● **Task details**: Make an exact copy of all the data.

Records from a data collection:
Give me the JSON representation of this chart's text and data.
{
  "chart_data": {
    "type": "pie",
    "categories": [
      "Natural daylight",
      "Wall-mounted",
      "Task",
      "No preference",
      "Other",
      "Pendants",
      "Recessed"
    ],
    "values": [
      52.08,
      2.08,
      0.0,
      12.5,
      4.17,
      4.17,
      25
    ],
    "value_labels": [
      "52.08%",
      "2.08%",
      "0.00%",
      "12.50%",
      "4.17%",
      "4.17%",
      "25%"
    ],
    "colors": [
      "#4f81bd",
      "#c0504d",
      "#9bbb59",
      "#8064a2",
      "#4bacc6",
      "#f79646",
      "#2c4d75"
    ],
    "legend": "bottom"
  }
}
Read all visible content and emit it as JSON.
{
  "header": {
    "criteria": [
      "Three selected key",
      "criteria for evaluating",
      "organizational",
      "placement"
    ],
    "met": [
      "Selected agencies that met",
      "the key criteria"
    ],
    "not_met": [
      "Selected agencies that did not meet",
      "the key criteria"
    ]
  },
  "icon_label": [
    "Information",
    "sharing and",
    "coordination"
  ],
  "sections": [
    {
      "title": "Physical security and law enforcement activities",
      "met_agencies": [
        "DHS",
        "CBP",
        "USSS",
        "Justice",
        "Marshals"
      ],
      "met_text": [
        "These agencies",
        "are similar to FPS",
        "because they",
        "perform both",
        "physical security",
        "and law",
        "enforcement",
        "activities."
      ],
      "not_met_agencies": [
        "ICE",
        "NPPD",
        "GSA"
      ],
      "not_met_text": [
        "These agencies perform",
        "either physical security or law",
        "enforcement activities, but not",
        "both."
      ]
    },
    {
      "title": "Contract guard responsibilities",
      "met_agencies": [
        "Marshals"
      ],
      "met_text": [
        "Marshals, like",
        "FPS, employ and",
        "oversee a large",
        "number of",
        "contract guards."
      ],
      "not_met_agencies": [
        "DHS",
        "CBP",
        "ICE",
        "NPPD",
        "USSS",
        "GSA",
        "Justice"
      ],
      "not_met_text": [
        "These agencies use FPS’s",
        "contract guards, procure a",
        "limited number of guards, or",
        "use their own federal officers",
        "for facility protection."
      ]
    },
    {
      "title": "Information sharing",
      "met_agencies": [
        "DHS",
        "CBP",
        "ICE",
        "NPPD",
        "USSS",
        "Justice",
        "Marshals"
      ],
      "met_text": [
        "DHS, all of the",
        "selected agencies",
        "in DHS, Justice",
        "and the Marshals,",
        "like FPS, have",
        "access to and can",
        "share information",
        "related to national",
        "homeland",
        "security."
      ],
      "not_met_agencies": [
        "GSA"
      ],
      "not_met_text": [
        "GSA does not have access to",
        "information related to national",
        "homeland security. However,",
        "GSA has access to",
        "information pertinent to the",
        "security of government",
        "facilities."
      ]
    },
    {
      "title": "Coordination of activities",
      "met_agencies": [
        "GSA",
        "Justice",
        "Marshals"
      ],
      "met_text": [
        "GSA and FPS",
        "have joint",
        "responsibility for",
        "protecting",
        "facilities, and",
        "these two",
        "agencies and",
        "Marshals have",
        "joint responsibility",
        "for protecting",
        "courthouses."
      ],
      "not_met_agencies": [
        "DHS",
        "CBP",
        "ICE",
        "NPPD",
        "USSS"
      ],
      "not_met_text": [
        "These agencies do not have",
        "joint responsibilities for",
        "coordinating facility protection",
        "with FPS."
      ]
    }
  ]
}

● **Output for this exercise**:
Give me the JSON representation of this chart's text and data.
{
  "chart_data": {
    "type": "pie",
    "categories": [
      "Natural daylight",
      "Wall-mounted",
      "Task",
      "No preference",
      "Other",
      "Pendants",
      "Recessed"
    ],
    "values": [
      52.08,
      2.08,
      0.0,
      12.5,
      4.17,
      4.17,
      25
    ],
    "value_labels": [
      "52.08%",
      "2.08%",
      "0.00%",
      "12.50%",
      "4.17%",
      "4.17%",
      "25%"
    ],
    "colors": [
      "#4f81bd",
      "#c0504d",
      "#9bbb59",
      "#8064a2",
      "#4bacc6",
      "#f79646",
      "#2c4d75"
    ],
    "legend": "bottom"
  }
}
Read all visible content and emit it as JSON.
{
  "header": {
    "criteria": [
      "Three selected key",
      "criteria for evaluating",
      "organizational",
      "placement"
    ],
    "met": [
      "Selected agencies that met",
      "the key criteria"
    ],
    "not_met": [
      "Selected agencies that did not meet",
      "the key criteria"
    ]
  },
  "icon_label": [
    "Information",
    "sharing and",
    "coordination"
  ],
  "sections": [
    {
      "title": "Physical security and law enforcement activities",
      "met_agencies": [
        "DHS",
        "CBP",
        "USSS",
        "Justice",
        "Marshals"
      ],
      "met_text": [
        "These agencies",
        "are similar to FPS",
        "because they",
        "perform both",
        "physical security",
        "and law",
        "enforcement",
        "activities."
      ],
      "not_met_agencies": [
        "ICE",
        "NPPD",
        "GSA"
      ],
      "not_met_text": [
        "These agencies perform",
        "either physical security or law",
        "enforcement activities, but not",
        "both."
      ]
    },
    {
      "title": "Contract guard responsibilities",
      "met_agencies": [
        "Marshals"
      ],
      "met_text": [
        "Marshals, like",
        "FPS, employ and",
        "oversee a large",
        "number of",
        "contract guards."
      ],
      "not_met_agencies": [
        "DHS",
        "CBP",
        "ICE",
        "NPPD",
        "USSS",
        "GSA",
        "Justice"
      ],
      "not_met_text": [
        "These agencies use FPS’s",
        "contract guards, procure a",
        "limited number of guards, or",
        "use their own federal officers",
        "for facility protection."
      ]
    },
    {
      "title": "Information sharing",
      "met_agencies": [
        "DHS",
        "CBP",
        "ICE",
        "NPPD",
        "USSS",
        "Justice",
        "Marshals"
      ],
      "met_text": [
        "DHS, all of the",
        "selected agencies",
        "in DHS, Justice",
        "and the Marshals,",
        "like FPS, have",
        "access to and can",
        "share information",
        "related to national",
        "homeland",
        "security."
      ],
      "not_met_agencies": [
        "GSA"
      ],
      "not_met_text": [
        "GSA does not have access to",
        "information related to national",
        "homeland security. However,",
        "GSA has access to",
        "information pertinent to the",
        "security of government",
        "facilities."
      ]
    },
    {
      "title": "Coordination of activities",
      "met_agencies": [
        "GSA",
        "Justice",
        "Marshals"
      ],
      "met_text": [
        "GSA and FPS",
        "have joint",
        "responsibility for",
        "protecting",
        "facilities, and",
        "these two",
        "agencies and",
        "Marshals have",
        "joint responsibility",
        "for protecting",
        "courthouses."
      ],
      "not_met_agencies": [
        "DHS",
        "CBP",
        "ICE",
        "NPPD",
        "USSS"
      ],
      "not_met_text": [
        "These agencies do not have",
        "joint responsibilities for",
        "coordinating facility protection",
        "with FPS."
      ]
    }
  ]
}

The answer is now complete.